| Bounding box entries |

>> Start

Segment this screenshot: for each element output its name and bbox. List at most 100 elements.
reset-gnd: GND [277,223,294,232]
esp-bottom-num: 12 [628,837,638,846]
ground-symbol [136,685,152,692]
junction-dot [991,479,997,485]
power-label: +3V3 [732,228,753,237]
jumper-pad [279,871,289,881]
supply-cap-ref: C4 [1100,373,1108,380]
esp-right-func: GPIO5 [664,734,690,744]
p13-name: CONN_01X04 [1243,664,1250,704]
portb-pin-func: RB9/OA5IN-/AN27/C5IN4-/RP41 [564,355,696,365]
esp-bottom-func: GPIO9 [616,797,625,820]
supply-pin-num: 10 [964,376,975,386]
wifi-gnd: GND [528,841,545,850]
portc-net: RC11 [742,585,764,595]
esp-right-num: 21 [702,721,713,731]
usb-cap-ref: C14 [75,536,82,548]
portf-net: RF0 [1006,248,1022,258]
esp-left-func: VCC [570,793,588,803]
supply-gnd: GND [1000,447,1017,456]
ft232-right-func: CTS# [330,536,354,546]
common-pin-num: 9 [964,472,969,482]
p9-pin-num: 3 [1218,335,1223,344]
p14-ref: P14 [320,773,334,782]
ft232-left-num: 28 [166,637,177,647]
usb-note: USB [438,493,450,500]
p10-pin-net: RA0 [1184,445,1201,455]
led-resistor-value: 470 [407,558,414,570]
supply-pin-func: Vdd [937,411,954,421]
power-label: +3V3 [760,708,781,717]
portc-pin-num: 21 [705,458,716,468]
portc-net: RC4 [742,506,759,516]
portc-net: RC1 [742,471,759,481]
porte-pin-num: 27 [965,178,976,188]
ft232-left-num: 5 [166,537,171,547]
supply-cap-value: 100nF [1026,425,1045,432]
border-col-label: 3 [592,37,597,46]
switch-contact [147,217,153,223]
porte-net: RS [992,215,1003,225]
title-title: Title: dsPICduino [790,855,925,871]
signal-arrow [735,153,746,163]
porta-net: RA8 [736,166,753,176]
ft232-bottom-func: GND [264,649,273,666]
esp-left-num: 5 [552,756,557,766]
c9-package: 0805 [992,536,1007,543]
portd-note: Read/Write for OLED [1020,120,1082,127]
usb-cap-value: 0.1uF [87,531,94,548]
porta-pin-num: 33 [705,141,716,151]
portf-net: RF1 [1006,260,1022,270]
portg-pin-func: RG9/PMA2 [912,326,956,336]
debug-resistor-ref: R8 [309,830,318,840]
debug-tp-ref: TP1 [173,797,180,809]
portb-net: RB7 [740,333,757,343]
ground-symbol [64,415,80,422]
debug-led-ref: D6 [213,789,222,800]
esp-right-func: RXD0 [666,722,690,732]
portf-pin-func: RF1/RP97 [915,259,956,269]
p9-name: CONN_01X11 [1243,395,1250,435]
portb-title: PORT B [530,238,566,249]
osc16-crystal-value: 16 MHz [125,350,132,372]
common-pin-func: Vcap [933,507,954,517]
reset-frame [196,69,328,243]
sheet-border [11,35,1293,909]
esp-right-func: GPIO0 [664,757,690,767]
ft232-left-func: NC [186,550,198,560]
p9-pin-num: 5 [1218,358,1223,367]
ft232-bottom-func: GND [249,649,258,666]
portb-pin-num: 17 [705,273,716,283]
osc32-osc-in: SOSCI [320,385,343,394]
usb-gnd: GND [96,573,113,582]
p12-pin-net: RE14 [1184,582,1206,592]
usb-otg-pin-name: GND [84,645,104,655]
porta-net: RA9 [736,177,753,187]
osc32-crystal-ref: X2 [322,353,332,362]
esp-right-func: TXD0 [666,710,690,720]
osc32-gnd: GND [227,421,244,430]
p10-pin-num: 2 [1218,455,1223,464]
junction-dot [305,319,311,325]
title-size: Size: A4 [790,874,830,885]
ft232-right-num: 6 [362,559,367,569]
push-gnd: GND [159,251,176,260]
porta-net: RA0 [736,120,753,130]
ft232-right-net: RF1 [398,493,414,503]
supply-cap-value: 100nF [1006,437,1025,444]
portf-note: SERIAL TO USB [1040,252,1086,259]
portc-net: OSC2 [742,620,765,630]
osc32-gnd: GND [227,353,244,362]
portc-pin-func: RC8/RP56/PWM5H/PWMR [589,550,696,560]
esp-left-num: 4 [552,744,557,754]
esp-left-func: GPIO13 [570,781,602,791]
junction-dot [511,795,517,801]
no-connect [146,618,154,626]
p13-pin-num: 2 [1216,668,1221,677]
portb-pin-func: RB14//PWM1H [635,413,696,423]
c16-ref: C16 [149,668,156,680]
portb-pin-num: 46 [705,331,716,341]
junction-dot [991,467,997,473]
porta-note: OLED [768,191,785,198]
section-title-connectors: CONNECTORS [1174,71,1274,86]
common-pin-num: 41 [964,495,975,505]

>> End

| Task directions |
Update the rows above by replacing "junction-dot" with "junction-node" wherever it occurs. Reproduce all of them with nothing else changed.

| Result of the task |
Segment this screenshot: for each element output its name and bbox. List at most 100 elements.
reset-gnd: GND [277,223,294,232]
esp-bottom-num: 12 [628,837,638,846]
ground-symbol [136,685,152,692]
junction-node [991,479,997,485]
power-label: +3V3 [732,228,753,237]
jumper-pad [279,871,289,881]
supply-cap-ref: C4 [1100,373,1108,380]
esp-right-func: GPIO5 [664,734,690,744]
p13-name: CONN_01X04 [1243,664,1250,704]
portb-pin-func: RB9/OA5IN-/AN27/C5IN4-/RP41 [564,355,696,365]
esp-bottom-func: GPIO9 [616,797,625,820]
supply-pin-num: 10 [964,376,975,386]
wifi-gnd: GND [528,841,545,850]
portc-net: RC11 [742,585,764,595]
esp-right-num: 21 [702,721,713,731]
usb-cap-ref: C14 [75,536,82,548]
portf-net: RF0 [1006,248,1022,258]
esp-left-func: VCC [570,793,588,803]
supply-gnd: GND [1000,447,1017,456]
ft232-right-func: CTS# [330,536,354,546]
common-pin-num: 9 [964,472,969,482]
p9-pin-num: 3 [1218,335,1223,344]
p14-ref: P14 [320,773,334,782]
ft232-left-num: 28 [166,637,177,647]
usb-note: USB [438,493,450,500]
p10-pin-net: RA0 [1184,445,1201,455]
led-resistor-value: 470 [407,558,414,570]
supply-pin-func: Vdd [937,411,954,421]
power-label: +3V3 [760,708,781,717]
portc-pin-num: 21 [705,458,716,468]
portc-net: RC4 [742,506,759,516]
portc-net: RC1 [742,471,759,481]
porte-pin-num: 27 [965,178,976,188]
ft232-left-num: 5 [166,537,171,547]
supply-cap-value: 100nF [1026,425,1045,432]
border-col-label: 3 [592,37,597,46]
switch-contact [147,217,153,223]
porte-net: RS [992,215,1003,225]
title-title: Title: dsPICduino [790,855,925,871]
signal-arrow [735,153,746,163]
porta-net: RA8 [736,166,753,176]
ft232-bottom-func: GND [264,649,273,666]
esp-left-num: 5 [552,756,557,766]
c9-package: 0805 [992,536,1007,543]
portd-note: Read/Write for OLED [1020,120,1082,127]
usb-cap-value: 0.1uF [87,531,94,548]
porta-pin-num: 33 [705,141,716,151]
portf-net: RF1 [1006,260,1022,270]
portg-pin-func: RG9/PMA2 [912,326,956,336]
debug-resistor-ref: R8 [309,830,318,840]
debug-tp-ref: TP1 [173,797,180,809]
portb-net: RB7 [740,333,757,343]
ground-symbol [64,415,80,422]
debug-led-ref: D6 [213,789,222,800]
esp-right-func: RXD0 [666,722,690,732]
portf-pin-func: RF1/RP97 [915,259,956,269]
p9-name: CONN_01X11 [1243,395,1250,435]
portb-title: PORT B [530,238,566,249]
osc16-crystal-value: 16 MHz [125,350,132,372]
common-pin-func: Vcap [933,507,954,517]
reset-frame [196,69,328,243]
sheet-border [11,35,1293,909]
esp-right-func: GPIO0 [664,757,690,767]
ft232-left-func: NC [186,550,198,560]
p9-pin-num: 5 [1218,358,1223,367]
ft232-bottom-func: GND [249,649,258,666]
portb-pin-num: 17 [705,273,716,283]
osc32-osc-in: SOSCI [320,385,343,394]
usb-gnd: GND [96,573,113,582]
p12-pin-net: RE14 [1184,582,1206,592]
usb-otg-pin-name: GND [84,645,104,655]
porta-net: RA9 [736,177,753,187]
osc32-crystal-ref: X2 [322,353,332,362]
esp-right-func: TXD0 [666,710,690,720]
osc32-gnd: GND [227,421,244,430]
p10-pin-num: 2 [1218,455,1223,464]
junction-node [305,319,311,325]
title-size: Size: A4 [790,874,830,885]
ft232-right-num: 6 [362,559,367,569]
push-gnd: GND [159,251,176,260]
porta-net: RA0 [736,120,753,130]
ft232-right-net: RF1 [398,493,414,503]
supply-cap-value: 100nF [1006,437,1025,444]
portf-note: SERIAL TO USB [1040,252,1086,259]
portc-net: OSC2 [742,620,765,630]
osc32-gnd: GND [227,353,244,362]
portc-pin-func: RC8/RP56/PWM5H/PWMR [589,550,696,560]
esp-left-num: 4 [552,744,557,754]
esp-left-func: GPIO13 [570,781,602,791]
junction-node [511,795,517,801]
no-connect [146,618,154,626]
p13-pin-num: 2 [1216,668,1221,677]
portb-pin-func: RB14//PWM1H [635,413,696,423]
c16-ref: C16 [149,668,156,680]
portb-pin-num: 46 [705,331,716,341]
junction-node [991,467,997,473]
porta-note: OLED [768,191,785,198]
section-title-connectors: CONNECTORS [1174,71,1274,86]
common-pin-num: 41 [964,495,975,505]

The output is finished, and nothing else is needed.